SOURCE RECORDS |
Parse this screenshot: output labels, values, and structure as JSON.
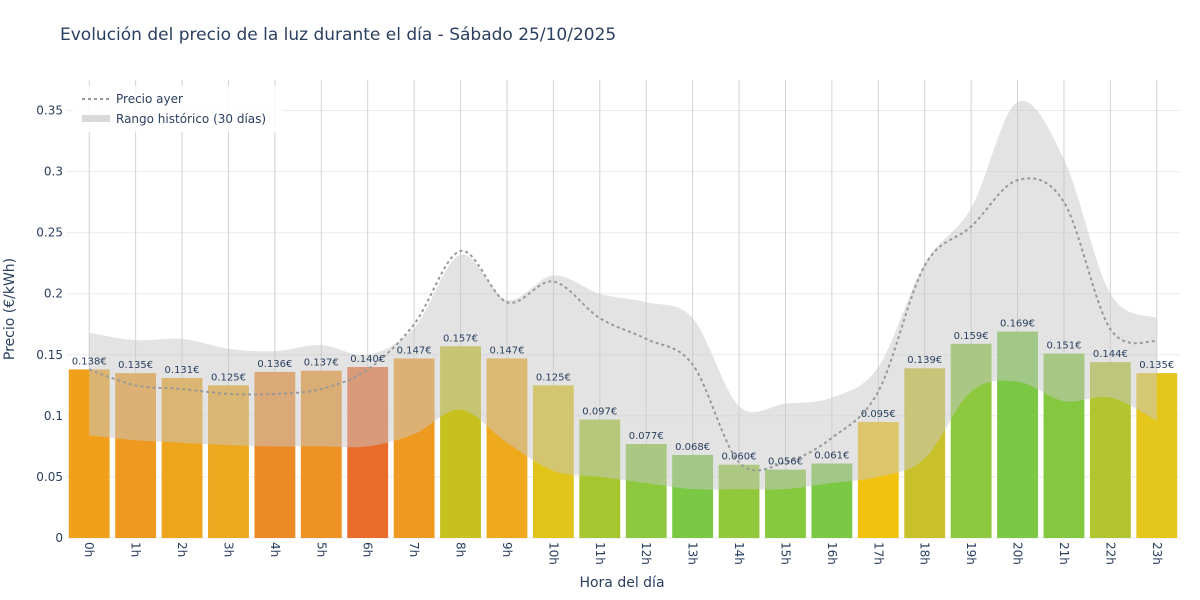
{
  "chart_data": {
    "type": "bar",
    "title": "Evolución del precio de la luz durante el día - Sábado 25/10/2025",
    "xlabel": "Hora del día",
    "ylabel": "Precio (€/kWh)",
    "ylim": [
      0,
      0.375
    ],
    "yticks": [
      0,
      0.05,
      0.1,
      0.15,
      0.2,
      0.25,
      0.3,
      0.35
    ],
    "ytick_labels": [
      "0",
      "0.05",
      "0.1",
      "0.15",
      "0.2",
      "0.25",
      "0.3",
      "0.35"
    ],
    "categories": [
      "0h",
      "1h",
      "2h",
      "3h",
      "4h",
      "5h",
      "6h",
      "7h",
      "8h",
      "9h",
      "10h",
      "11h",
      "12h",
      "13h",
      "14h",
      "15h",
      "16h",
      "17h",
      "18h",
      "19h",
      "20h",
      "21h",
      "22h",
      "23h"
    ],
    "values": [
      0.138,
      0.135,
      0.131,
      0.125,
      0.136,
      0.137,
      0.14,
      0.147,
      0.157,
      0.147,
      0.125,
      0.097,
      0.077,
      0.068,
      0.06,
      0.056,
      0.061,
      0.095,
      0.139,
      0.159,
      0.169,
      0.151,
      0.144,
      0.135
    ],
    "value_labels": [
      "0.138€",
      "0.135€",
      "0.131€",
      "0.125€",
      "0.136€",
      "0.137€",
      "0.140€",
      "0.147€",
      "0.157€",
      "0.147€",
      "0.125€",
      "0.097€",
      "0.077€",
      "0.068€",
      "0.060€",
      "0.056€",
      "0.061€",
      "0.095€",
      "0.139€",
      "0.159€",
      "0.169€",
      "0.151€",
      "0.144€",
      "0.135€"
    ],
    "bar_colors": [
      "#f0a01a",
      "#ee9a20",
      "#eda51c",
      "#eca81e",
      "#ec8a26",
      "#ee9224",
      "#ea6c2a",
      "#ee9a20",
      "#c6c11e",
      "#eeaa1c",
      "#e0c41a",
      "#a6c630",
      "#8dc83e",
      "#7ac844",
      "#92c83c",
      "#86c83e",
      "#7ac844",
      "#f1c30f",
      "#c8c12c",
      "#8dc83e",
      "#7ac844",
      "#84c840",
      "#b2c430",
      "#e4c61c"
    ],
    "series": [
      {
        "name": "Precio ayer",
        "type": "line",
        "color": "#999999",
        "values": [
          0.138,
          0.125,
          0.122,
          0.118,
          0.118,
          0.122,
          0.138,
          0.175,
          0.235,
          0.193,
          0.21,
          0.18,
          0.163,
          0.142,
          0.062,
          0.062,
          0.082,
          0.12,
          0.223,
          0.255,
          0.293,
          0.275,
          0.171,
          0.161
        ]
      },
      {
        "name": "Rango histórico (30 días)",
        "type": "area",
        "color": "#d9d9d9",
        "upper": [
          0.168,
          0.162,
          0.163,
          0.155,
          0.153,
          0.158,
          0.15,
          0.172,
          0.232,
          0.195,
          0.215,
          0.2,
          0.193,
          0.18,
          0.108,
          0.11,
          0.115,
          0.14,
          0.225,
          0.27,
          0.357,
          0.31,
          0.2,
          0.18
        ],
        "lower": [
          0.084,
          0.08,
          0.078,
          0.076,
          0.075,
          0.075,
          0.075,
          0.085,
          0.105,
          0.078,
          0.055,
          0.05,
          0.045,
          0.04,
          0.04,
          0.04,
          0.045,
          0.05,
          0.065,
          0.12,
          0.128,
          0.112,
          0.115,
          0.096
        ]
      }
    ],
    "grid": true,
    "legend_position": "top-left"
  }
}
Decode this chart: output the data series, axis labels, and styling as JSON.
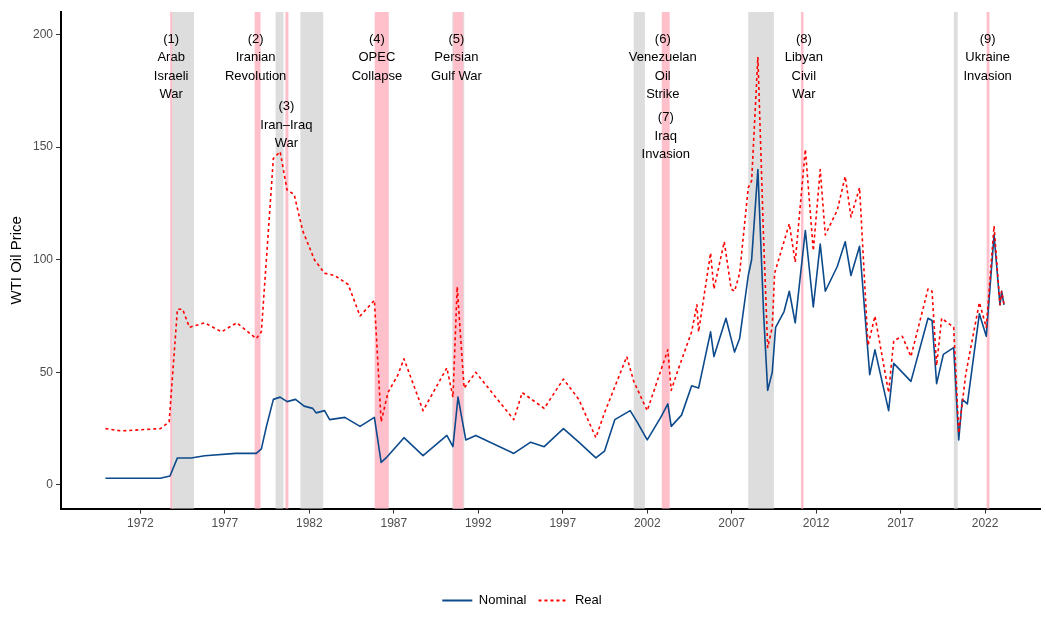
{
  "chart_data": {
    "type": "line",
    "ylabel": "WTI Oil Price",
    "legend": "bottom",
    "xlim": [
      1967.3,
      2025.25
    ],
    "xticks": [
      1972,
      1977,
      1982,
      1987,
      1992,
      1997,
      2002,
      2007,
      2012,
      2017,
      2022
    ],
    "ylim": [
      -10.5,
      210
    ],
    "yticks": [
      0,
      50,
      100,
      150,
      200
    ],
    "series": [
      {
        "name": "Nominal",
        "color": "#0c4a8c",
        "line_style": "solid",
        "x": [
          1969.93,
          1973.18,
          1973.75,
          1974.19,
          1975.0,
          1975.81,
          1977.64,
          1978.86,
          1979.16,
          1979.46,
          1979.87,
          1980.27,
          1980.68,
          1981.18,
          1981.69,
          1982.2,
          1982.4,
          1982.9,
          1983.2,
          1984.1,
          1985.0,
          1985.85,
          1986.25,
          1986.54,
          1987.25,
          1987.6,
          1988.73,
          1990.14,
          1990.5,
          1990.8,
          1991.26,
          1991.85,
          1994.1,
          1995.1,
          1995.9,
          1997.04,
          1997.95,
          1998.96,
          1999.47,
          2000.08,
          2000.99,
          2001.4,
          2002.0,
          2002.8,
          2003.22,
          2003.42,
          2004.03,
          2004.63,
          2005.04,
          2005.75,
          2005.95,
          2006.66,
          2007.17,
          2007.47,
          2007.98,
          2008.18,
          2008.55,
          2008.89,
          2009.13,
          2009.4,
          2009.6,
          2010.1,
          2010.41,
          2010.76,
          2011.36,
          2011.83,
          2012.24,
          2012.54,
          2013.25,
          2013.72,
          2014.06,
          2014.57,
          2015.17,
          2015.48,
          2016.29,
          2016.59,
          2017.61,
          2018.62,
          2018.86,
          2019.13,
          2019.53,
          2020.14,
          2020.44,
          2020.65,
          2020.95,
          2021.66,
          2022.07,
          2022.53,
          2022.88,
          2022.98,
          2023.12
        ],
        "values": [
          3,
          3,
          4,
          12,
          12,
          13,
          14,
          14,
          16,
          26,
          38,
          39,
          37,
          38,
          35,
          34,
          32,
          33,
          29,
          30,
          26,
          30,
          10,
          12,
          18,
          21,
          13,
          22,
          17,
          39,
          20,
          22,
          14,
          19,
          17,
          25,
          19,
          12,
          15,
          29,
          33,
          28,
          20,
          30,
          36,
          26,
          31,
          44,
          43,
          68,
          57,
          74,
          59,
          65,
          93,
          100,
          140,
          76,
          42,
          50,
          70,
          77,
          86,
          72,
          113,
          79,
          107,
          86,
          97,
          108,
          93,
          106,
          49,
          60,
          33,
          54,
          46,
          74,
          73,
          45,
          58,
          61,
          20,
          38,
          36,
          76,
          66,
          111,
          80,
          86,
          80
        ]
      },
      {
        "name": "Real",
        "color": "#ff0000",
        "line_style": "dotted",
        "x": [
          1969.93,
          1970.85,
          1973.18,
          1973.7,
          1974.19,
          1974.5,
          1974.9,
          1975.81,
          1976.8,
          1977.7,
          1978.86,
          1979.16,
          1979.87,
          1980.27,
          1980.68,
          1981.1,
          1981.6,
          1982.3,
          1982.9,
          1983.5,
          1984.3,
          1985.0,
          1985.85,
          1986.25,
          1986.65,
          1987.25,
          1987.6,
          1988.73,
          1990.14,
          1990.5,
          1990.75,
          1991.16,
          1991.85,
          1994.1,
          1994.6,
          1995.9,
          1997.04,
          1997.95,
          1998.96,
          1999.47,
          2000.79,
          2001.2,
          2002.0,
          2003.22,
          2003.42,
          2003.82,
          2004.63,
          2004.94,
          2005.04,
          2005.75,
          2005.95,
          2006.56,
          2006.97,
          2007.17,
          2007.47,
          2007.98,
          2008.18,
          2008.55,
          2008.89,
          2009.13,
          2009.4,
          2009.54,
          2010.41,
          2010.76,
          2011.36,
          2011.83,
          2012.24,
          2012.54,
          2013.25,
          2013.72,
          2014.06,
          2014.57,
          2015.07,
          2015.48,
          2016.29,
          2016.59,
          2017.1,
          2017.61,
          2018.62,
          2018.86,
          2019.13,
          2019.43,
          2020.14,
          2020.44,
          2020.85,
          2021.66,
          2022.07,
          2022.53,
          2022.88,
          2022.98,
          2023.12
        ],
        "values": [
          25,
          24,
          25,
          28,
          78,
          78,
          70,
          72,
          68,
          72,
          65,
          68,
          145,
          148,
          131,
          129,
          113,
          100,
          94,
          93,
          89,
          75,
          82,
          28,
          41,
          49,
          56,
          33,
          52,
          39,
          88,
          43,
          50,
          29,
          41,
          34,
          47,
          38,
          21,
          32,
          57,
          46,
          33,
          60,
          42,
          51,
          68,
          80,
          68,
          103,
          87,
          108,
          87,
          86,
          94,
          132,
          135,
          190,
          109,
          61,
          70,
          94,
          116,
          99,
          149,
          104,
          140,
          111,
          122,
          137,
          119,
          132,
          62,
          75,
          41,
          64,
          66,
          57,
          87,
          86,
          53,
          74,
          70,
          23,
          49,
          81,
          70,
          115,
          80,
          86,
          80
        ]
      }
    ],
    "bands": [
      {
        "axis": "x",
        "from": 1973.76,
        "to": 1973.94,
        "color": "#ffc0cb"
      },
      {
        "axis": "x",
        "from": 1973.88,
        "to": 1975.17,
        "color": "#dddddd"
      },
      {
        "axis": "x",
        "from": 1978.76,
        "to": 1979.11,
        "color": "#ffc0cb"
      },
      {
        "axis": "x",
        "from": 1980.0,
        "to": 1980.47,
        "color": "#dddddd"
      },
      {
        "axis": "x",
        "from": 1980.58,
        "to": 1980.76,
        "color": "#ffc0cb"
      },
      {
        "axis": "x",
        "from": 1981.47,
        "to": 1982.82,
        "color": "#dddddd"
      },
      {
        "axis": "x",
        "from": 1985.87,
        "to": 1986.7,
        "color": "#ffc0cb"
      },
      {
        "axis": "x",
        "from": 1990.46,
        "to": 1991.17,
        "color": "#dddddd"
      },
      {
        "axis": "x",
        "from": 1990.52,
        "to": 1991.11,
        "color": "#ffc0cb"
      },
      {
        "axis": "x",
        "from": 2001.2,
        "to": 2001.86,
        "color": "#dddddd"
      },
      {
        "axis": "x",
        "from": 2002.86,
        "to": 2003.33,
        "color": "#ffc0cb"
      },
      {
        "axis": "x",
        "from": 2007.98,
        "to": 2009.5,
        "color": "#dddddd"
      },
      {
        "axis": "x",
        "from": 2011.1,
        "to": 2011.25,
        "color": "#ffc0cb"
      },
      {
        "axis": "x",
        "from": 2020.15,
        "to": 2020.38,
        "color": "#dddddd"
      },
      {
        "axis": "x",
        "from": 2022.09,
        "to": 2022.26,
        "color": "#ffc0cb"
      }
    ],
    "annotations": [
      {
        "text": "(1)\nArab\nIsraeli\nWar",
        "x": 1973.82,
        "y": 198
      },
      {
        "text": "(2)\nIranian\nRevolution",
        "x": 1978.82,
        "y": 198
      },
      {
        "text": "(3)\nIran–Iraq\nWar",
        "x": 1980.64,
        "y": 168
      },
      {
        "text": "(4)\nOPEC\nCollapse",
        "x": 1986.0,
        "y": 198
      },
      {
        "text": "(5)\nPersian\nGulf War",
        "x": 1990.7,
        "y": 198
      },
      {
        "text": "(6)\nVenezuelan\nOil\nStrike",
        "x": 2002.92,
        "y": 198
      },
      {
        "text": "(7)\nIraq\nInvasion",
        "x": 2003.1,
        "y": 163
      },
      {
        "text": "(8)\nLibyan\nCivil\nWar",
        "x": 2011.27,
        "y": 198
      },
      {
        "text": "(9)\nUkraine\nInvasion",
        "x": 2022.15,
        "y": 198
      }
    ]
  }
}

WORK TO BE COMPLETED | Extract every line above containing the word "this".

COMPLETE OUTPUT |
Parse this screenshot: output labels, values, and structure as JSON.
Decode this chart: output the data series, axis labels, and styling as JSON.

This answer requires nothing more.